- [GOAL OF THE EXERCISE] Please repeat all of the listing exactly.

Dataset entries:

━━━━━━━━━━━━━━━━━━━━━━━━━━━━━━

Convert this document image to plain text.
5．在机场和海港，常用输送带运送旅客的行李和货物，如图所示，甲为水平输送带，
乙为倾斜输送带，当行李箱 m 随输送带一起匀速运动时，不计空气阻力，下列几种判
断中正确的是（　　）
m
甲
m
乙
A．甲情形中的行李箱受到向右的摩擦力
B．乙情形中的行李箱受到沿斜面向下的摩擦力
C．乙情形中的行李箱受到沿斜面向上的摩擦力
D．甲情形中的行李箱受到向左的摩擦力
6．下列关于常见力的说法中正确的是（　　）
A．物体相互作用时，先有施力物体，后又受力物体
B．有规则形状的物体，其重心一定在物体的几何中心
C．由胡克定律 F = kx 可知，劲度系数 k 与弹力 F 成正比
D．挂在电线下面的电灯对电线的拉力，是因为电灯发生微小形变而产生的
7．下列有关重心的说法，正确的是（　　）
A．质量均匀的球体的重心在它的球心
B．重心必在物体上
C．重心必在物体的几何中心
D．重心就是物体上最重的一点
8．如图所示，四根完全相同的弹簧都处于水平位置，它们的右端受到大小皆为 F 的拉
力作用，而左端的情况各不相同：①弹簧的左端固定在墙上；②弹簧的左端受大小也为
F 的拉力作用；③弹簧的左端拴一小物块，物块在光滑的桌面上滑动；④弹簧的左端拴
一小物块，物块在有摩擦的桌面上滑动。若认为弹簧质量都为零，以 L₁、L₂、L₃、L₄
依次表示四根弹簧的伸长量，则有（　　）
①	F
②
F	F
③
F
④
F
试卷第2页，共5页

━━━━━━━━━━━━━━━━━━━━━━━━━━━━━━

- [SOLVED PROBLEM]
Convert this document image to plain text.
5．在机场和海港，常用输送带运送旅客的行李和货物，如图所示，甲为水平输送带，
乙为倾斜输送带，当行李箱 m 随输送带一起匀速运动时，不计空气阻力，下列几种判
断中正确的是（　　）
m
甲
m
乙
A．甲情形中的行李箱受到向右的摩擦力
B．乙情形中的行李箱受到沿斜面向下的摩擦力
C．乙情形中的行李箱受到沿斜面向上的摩擦力
D．甲情形中的行李箱受到向左的摩擦力
6．下列关于常见力的说法中正确的是（　　）
A．物体相互作用时，先有施力物体，后又受力物体
B．有规则形状的物体，其重心一定在物体的几何中心
C．由胡克定律 F = kx 可知，劲度系数 k 与弹力 F 成正比
D．挂在电线下面的电灯对电线的拉力，是因为电灯发生微小形变而产生的
7．下列有关重心的说法，正确的是（　　）
A．质量均匀的球体的重心在它的球心
B．重心必在物体上
C．重心必在物体的几何中心
D．重心就是物体上最重的一点
8．如图所示，四根完全相同的弹簧都处于水平位置，它们的右端受到大小皆为 F 的拉
力作用，而左端的情况各不相同：①弹簧的左端固定在墙上；②弹簧的左端受大小也为
F 的拉力作用；③弹簧的左端拴一小物块，物块在光滑的桌面上滑动；④弹簧的左端拴
一小物块，物块在有摩擦的桌面上滑动。若认为弹簧质量都为零，以 L₁、L₂、L₃、L₄
依次表示四根弹簧的伸长量，则有（　　）
①	F
②
F	F
③
F
④
F
试卷第2页，共5页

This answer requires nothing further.